──────── Entries
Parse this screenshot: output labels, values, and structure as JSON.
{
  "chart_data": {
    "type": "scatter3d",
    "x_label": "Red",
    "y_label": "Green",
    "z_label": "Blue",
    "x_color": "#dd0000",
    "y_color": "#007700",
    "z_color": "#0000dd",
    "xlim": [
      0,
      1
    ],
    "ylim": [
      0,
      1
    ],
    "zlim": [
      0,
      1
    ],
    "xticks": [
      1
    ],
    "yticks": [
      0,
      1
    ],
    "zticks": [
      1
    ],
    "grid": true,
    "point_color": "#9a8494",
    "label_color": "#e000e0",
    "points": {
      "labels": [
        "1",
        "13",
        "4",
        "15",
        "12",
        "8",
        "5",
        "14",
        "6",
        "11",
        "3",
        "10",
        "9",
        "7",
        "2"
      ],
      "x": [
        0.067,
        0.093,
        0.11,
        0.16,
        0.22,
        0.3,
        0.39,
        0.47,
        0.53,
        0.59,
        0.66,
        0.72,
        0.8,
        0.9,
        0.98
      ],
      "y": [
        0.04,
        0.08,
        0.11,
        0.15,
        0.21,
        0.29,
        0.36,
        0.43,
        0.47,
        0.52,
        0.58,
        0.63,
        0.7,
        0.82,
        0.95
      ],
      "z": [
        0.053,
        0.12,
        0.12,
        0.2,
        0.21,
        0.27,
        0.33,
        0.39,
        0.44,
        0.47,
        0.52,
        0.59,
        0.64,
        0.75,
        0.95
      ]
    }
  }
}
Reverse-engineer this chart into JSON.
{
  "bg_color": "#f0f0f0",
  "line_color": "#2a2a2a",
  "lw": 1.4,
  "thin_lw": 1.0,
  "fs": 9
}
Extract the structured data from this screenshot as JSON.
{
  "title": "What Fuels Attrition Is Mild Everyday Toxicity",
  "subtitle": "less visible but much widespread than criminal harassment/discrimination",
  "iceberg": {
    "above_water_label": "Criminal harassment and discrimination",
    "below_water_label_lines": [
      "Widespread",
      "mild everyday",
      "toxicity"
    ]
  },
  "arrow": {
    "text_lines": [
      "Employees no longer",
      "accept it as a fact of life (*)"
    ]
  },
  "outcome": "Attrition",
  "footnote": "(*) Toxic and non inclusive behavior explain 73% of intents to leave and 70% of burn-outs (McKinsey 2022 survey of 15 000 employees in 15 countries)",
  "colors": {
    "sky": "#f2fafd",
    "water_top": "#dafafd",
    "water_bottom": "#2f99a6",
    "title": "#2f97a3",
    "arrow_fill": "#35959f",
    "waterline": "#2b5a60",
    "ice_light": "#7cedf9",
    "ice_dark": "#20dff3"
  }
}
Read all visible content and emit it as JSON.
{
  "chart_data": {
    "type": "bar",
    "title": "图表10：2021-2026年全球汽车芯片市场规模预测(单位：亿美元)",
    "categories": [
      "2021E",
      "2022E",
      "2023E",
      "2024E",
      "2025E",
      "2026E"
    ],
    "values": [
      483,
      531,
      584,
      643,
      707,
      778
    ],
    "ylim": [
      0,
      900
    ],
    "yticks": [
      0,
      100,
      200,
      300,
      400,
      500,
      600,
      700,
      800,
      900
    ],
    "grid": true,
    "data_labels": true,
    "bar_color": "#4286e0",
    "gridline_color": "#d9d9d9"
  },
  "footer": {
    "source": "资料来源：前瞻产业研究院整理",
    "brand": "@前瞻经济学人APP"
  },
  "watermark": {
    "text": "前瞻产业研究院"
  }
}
────────────────
## Instructions for the task:
Which lines above hold the word "visible"? Copy each of them.

## The answer:
  "subtitle": "less visible but much widespread than criminal harassment/discrimination",
Read all visible content and emit it as JSON.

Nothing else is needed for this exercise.